═══ STORED DATA ═══

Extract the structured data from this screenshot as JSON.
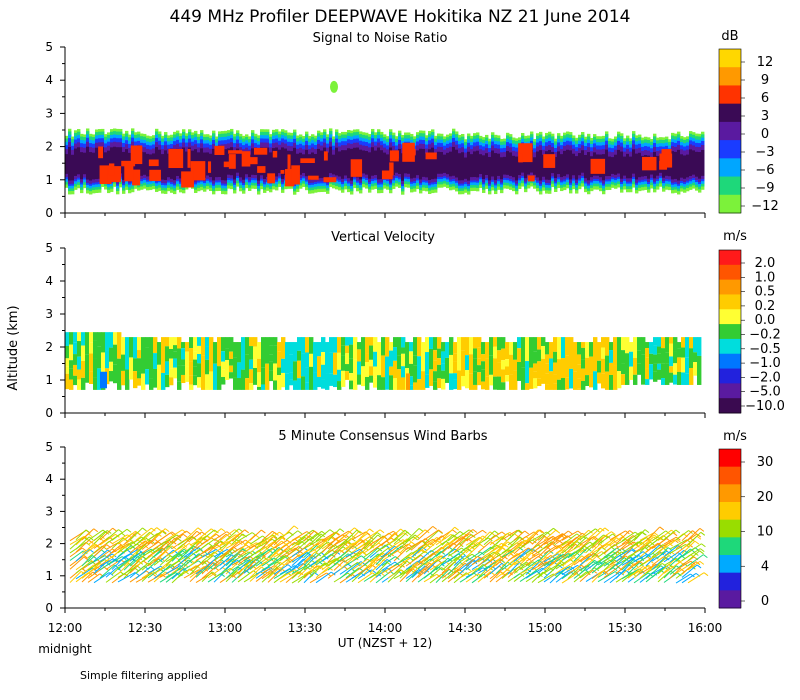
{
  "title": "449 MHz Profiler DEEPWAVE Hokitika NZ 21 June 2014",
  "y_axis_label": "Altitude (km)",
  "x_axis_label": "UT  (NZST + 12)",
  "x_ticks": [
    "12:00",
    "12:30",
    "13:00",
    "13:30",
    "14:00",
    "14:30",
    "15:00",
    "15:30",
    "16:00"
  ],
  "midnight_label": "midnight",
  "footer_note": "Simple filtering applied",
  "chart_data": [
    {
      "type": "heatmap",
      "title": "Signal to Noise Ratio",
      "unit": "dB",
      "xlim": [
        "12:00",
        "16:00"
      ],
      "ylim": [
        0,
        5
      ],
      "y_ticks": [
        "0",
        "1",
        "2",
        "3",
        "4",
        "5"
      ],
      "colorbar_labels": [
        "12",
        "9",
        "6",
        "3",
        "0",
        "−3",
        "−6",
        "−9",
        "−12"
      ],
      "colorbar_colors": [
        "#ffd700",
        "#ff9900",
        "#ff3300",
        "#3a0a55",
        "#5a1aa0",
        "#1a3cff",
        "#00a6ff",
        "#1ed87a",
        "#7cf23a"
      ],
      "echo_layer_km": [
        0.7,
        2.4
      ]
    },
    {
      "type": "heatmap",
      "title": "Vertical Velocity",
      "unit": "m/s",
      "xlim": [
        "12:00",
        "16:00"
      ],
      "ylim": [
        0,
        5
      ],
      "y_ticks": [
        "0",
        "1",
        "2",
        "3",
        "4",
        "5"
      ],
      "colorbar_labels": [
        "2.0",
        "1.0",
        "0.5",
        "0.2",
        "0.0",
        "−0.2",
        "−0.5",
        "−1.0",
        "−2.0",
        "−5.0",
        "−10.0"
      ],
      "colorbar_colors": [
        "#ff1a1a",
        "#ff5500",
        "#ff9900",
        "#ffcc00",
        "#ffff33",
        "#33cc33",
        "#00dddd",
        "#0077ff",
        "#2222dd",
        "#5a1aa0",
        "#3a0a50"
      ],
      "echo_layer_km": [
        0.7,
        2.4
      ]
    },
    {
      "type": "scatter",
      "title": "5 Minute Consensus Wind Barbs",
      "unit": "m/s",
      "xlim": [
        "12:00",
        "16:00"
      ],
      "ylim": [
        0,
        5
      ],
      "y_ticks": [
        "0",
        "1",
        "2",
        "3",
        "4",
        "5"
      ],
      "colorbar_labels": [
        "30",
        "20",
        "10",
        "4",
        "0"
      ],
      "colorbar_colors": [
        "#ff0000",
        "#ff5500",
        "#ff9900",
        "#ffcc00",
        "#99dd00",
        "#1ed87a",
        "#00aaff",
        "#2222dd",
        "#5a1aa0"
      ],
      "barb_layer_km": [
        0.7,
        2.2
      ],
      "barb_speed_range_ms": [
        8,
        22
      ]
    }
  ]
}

═══
═══ STORED DATA ═══

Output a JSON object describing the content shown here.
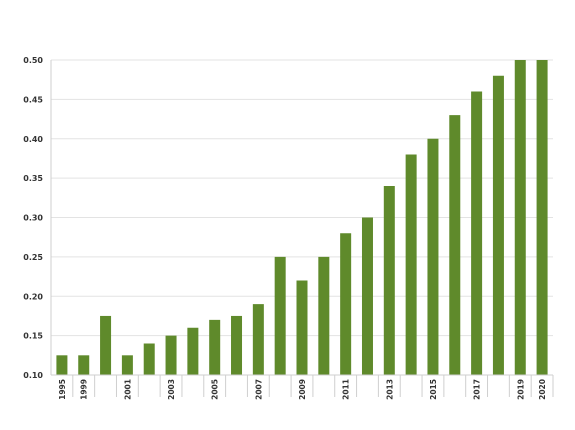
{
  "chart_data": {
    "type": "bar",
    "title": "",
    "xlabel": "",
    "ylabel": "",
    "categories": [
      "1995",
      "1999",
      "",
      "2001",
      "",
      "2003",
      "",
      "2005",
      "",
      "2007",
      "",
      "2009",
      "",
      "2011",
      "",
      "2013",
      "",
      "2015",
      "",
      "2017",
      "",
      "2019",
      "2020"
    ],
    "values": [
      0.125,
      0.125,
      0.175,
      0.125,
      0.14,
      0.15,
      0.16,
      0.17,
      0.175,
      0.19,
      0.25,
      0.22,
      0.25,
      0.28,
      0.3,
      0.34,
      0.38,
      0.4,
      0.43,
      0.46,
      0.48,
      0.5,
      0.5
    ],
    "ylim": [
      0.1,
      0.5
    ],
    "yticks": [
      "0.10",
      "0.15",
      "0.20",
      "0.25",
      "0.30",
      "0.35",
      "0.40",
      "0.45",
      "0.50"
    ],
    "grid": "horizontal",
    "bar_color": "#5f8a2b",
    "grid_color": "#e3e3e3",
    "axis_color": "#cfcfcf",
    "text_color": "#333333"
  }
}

═══
═══ STORED DATA ═══

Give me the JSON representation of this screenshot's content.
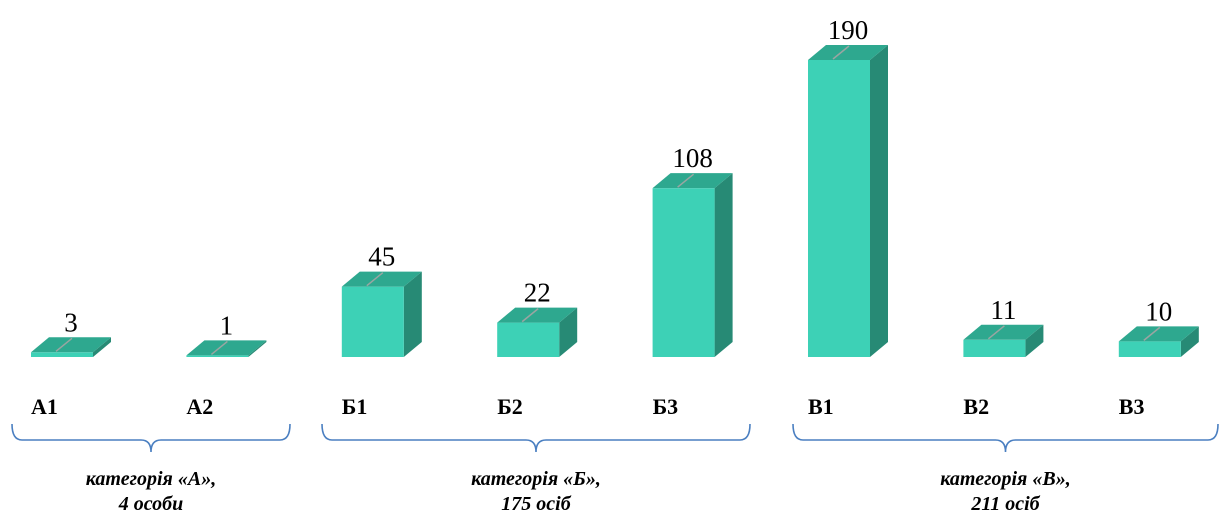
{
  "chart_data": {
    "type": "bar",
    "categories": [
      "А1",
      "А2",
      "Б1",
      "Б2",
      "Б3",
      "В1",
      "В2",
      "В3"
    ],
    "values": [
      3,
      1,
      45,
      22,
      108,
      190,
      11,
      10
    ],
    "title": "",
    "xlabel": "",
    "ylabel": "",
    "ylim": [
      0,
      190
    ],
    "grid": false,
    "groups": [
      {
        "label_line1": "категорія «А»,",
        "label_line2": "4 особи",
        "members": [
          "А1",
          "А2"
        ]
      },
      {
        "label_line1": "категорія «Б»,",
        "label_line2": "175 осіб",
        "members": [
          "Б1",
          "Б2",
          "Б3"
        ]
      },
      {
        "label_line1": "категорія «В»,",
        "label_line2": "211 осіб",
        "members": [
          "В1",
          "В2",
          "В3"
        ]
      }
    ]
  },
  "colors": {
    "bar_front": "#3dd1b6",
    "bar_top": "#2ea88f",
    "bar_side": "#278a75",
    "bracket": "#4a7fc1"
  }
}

═══

(PROBLEM TO WORK ON): Among the lines of the material above, how many include the string "content"? Report only that number.

(RESPONSE TO THIS TASK): 2